======== Recorded information

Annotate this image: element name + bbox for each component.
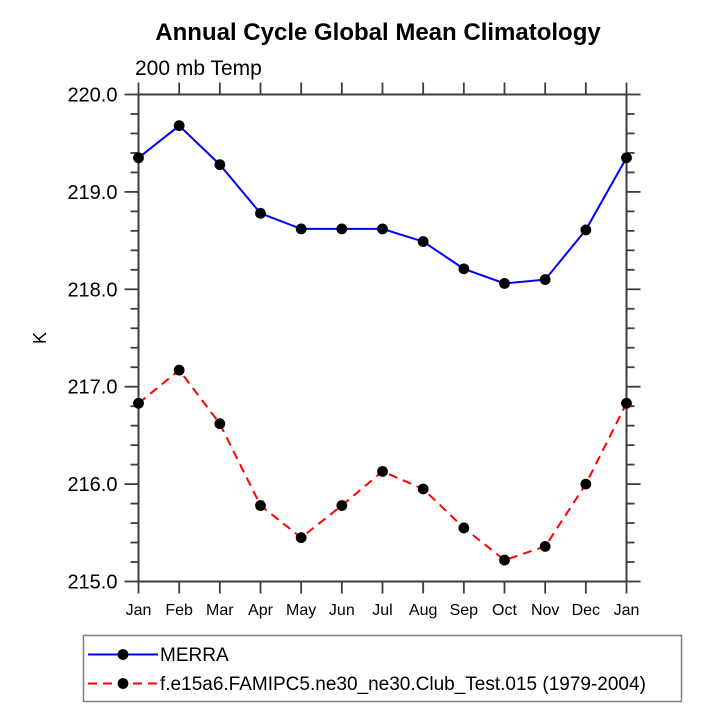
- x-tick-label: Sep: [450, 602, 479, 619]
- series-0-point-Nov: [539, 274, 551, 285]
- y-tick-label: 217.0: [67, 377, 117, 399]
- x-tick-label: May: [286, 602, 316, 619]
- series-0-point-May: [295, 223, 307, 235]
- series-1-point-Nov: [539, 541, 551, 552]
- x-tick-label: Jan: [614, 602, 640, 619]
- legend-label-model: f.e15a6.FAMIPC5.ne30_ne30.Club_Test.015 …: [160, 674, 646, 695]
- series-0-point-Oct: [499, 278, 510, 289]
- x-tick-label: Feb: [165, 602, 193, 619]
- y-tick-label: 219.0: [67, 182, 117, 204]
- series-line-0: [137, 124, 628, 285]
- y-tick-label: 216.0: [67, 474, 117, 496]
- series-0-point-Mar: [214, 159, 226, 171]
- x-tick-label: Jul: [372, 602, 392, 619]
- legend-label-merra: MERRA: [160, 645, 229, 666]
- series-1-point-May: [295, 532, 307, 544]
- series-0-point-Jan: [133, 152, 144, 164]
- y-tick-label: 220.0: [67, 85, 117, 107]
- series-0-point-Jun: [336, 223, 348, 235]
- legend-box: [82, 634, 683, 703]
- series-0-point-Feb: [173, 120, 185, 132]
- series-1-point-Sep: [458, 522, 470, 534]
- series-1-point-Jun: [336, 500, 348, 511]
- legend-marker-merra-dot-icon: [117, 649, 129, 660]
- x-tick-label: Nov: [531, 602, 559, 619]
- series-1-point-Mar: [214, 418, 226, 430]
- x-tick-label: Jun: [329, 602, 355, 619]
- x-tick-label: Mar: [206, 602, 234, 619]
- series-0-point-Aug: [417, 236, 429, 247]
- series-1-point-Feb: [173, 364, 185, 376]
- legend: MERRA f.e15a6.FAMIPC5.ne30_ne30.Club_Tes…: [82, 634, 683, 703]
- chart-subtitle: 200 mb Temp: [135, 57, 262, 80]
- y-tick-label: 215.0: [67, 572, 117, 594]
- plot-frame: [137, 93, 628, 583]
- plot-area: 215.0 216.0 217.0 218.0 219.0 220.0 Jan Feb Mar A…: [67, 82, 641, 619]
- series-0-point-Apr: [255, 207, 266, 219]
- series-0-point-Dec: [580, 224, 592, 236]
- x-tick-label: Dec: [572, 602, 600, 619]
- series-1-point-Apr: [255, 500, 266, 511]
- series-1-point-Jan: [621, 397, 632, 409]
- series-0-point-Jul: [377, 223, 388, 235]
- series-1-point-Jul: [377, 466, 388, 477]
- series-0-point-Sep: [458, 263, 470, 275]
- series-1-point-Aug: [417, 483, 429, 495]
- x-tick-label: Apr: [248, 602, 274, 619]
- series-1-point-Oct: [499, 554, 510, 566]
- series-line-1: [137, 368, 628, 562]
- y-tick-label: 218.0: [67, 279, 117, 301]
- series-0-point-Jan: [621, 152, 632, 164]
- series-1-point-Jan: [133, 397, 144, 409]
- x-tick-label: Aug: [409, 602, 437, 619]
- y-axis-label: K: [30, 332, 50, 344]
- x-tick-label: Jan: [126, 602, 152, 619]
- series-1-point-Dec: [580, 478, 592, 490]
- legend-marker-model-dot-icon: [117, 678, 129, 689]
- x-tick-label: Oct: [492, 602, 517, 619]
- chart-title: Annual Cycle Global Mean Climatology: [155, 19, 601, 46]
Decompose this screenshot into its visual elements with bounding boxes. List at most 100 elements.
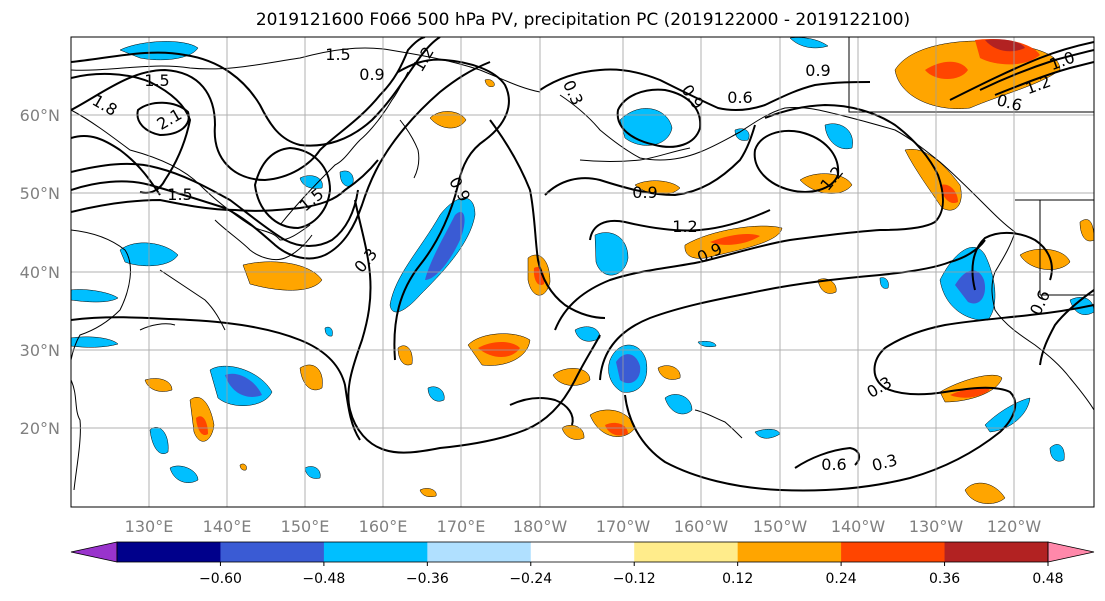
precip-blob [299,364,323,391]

================

▸ **Your goal**:
Update the records by changing every "x-tick-label" to "x-axis-label" and leaving everything else untouched. Reproduce all the records in full, but omit the pictures.

▸ **Written reply**:
Annotate this image: element name + bbox for each component.
- x-axis-label: Sep: [450, 602, 479, 619]
- series-0-point-Nov: [539, 274, 551, 285]
- y-tick-label: 217.0: [67, 377, 117, 399]
- x-axis-label: May: [286, 602, 316, 619]
- series-0-point-May: [295, 223, 307, 235]
- series-1-point-Nov: [539, 541, 551, 552]
- x-axis-label: Jan: [614, 602, 640, 619]
- legend-label-model: f.e15a6.FAMIPC5.ne30_ne30.Club_Test.015 …: [160, 674, 646, 695]
- series-0-point-Oct: [499, 278, 510, 289]
- x-axis-label: Feb: [165, 602, 193, 619]
- y-tick-label: 219.0: [67, 182, 117, 204]
- series-line-0: [137, 124, 628, 285]
- y-tick-label: 216.0: [67, 474, 117, 496]
- series-0-point-Mar: [214, 159, 226, 171]
- x-axis-label: Jul: [372, 602, 392, 619]
- legend-label-merra: MERRA: [160, 645, 229, 666]
- series-1-point-May: [295, 532, 307, 544]
- series-0-point-Jan: [133, 152, 144, 164]
- y-tick-label: 220.0: [67, 85, 117, 107]
- series-0-point-Jun: [336, 223, 348, 235]
- legend-box: [82, 634, 683, 703]
- series-0-point-Feb: [173, 120, 185, 132]
- series-1-point-Sep: [458, 522, 470, 534]
- series-1-point-Jun: [336, 500, 348, 511]
- legend-marker-merra-dot-icon: [117, 649, 129, 660]
- x-axis-label: Nov: [531, 602, 559, 619]
- series-1-point-Mar: [214, 418, 226, 430]
- x-axis-label: Jun: [329, 602, 355, 619]
- x-axis-label: Mar: [206, 602, 234, 619]
- series-0-point-Aug: [417, 236, 429, 247]
- series-1-point-Feb: [173, 364, 185, 376]
- legend: MERRA f.e15a6.FAMIPC5.ne30_ne30.Club_Tes…: [82, 634, 683, 703]
- chart-subtitle: 200 mb Temp: [135, 57, 262, 80]
- y-tick-label: 215.0: [67, 572, 117, 594]
- plot-frame: [137, 93, 628, 583]
- plot-area: 215.0 216.0 217.0 218.0 219.0 220.0 Jan Feb Mar A…: [67, 82, 641, 619]
- series-0-point-Apr: [255, 207, 266, 219]
- series-0-point-Dec: [580, 224, 592, 236]
- x-axis-label: Dec: [572, 602, 600, 619]
- series-1-point-Apr: [255, 500, 266, 511]
- series-1-point-Jan: [621, 397, 632, 409]
- series-0-point-Jul: [377, 223, 388, 235]
- series-1-point-Jul: [377, 466, 388, 477]
- series-0-point-Sep: [458, 263, 470, 275]
- series-1-point-Aug: [417, 483, 429, 495]
- x-axis-label: Apr: [248, 602, 274, 619]
- series-1-point-Oct: [499, 554, 510, 566]
- series-line-1: [137, 368, 628, 562]
- y-tick-label: 218.0: [67, 279, 117, 301]
- series-0-point-Jan: [621, 152, 632, 164]
- series-1-point-Jan: [133, 397, 144, 409]
- x-axis-label: Aug: [409, 602, 437, 619]
- y-axis-label: K: [30, 332, 50, 344]
- x-axis-label: Jan: [126, 602, 152, 619]
- series-1-point-Dec: [580, 478, 592, 490]
- legend-marker-model-dot-icon: [117, 678, 129, 689]
- x-axis-label: Oct: [492, 602, 517, 619]
- chart-title: Annual Cycle Global Mean Climatology: [155, 19, 601, 46]
Decompose this screenshot into its visual elements with bounding boxes. List at most 100 elements.
precip-blob [299,364,323,391]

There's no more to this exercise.